§ What you will do: Copy out each line exactly; pictures stay out of the copy.

====

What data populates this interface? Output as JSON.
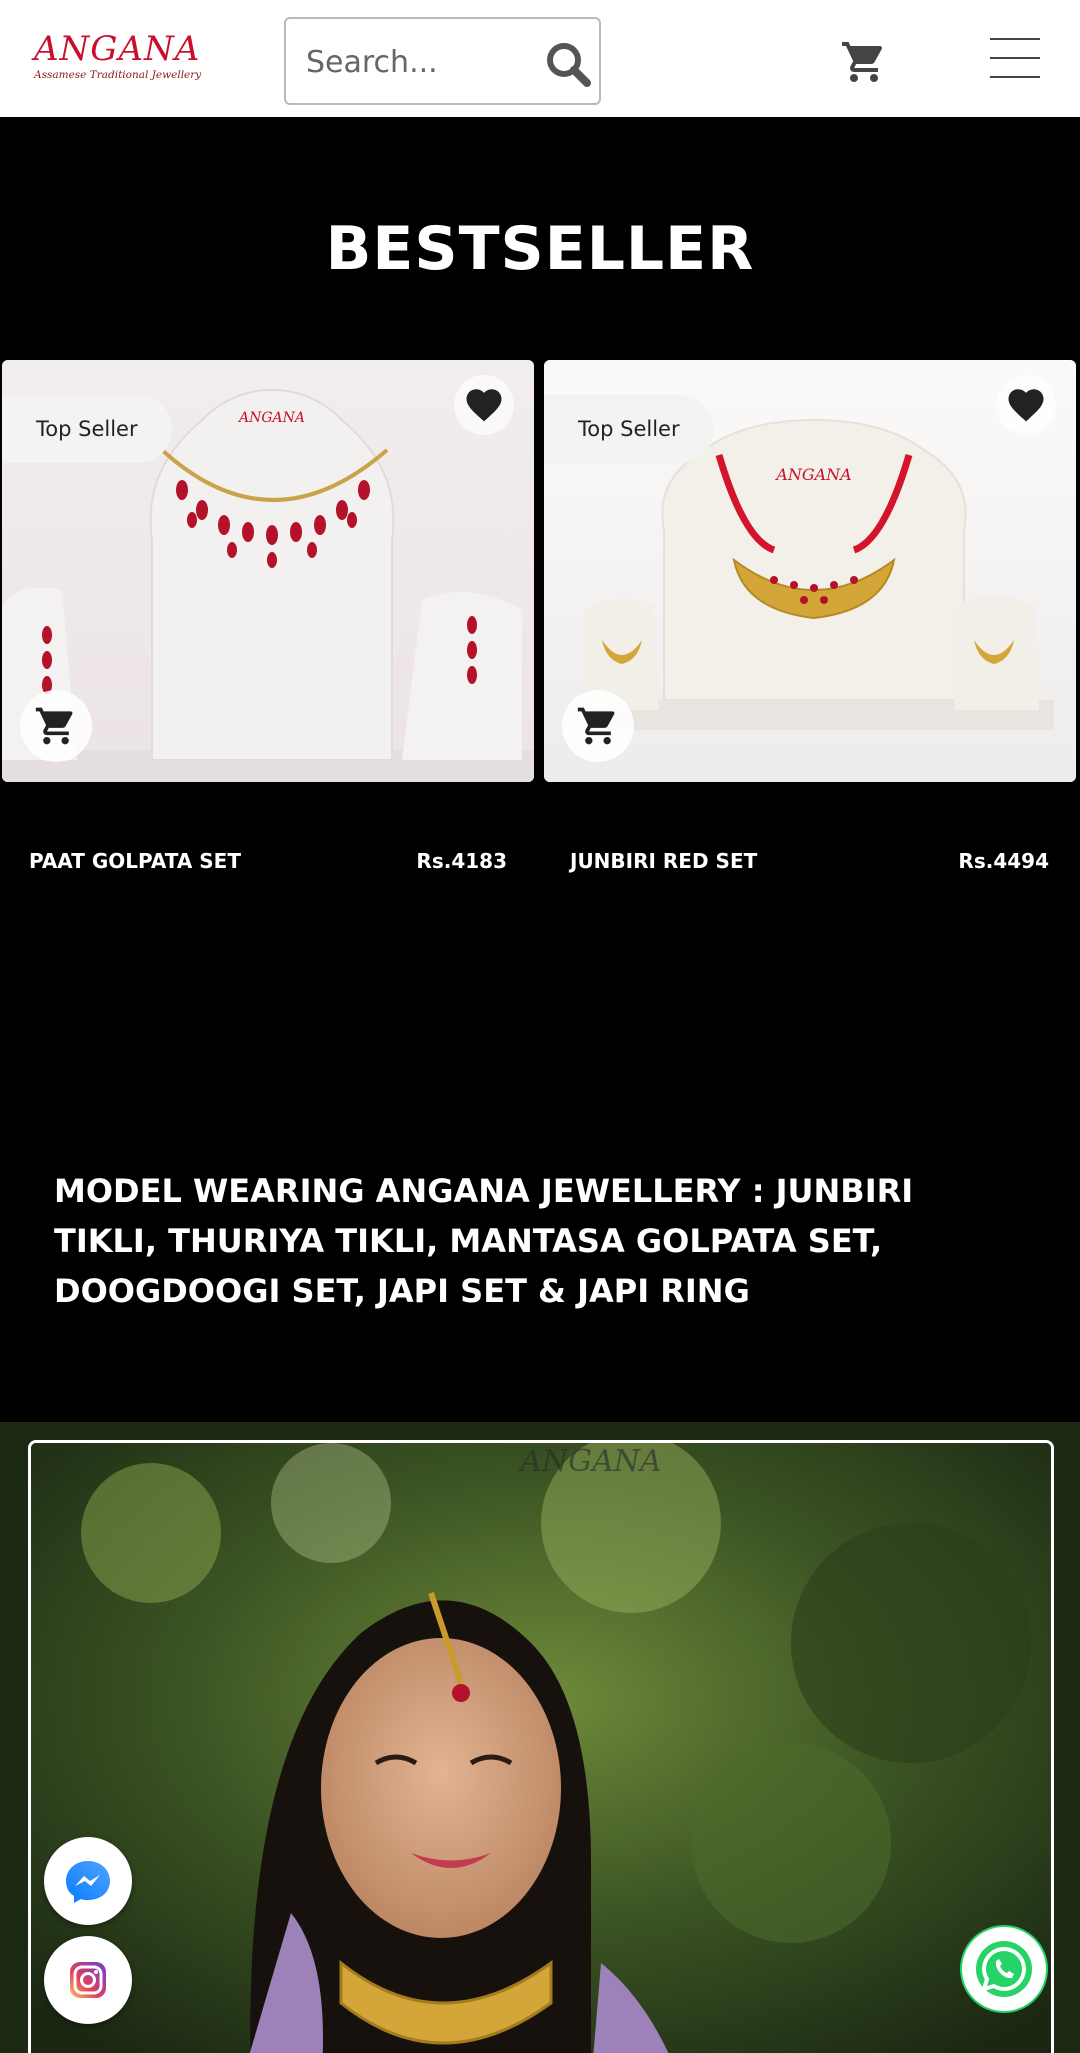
{
  "header": {
    "logo_title": "ANGANA",
    "logo_subtitle": "Assamese Traditional Jewellery",
    "search_placeholder": "Search..."
  },
  "bestseller": {
    "title": "BESTSELLER",
    "products": [
      {
        "badge": "Top Seller",
        "name": "PAAT GOLPATA SET",
        "price": "Rs.4183"
      },
      {
        "badge": "Top Seller",
        "name": "JUNBIRI RED SET",
        "price": "Rs.4494"
      }
    ]
  },
  "model_section": {
    "caption": "MODEL WEARING ANGANA JEWELLERY : JUNBIRI TIKLI, THURIYA TIKLI, MANTASA GOLPATA SET, DOOGDOOGI SET, JAPI SET & JAPI RING"
  },
  "icons": [
    "search-icon",
    "cart-icon",
    "menu-icon",
    "heart-icon",
    "messenger-icon",
    "instagram-icon",
    "whatsapp-icon"
  ],
  "colors": {
    "brand_red": "#c8102e",
    "background": "#000000",
    "whatsapp": "#25d366"
  }
}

====

§ Full answer:
What data populates this interface? Output as JSON.
{
  "header": {
    "logo_title": "ANGANA",
    "logo_subtitle": "Assamese Traditional Jewellery",
    "search_placeholder": "Search..."
  },
  "bestseller": {
    "title": "BESTSELLER",
    "products": [
      {
        "badge": "Top Seller",
        "name": "PAAT GOLPATA SET",
        "price": "Rs.4183"
      },
      {
        "badge": "Top Seller",
        "name": "JUNBIRI RED SET",
        "price": "Rs.4494"
      }
    ]
  },
  "model_section": {
    "caption": "MODEL WEARING ANGANA JEWELLERY : JUNBIRI TIKLI, THURIYA TIKLI, MANTASA GOLPATA SET, DOOGDOOGI SET, JAPI SET & JAPI RING"
  },
  "icons": [
    "search-icon",
    "cart-icon",
    "menu-icon",
    "heart-icon",
    "messenger-icon",
    "instagram-icon",
    "whatsapp-icon"
  ],
  "colors": {
    "brand_red": "#c8102e",
    "background": "#000000",
    "whatsapp": "#25d366"
  }
}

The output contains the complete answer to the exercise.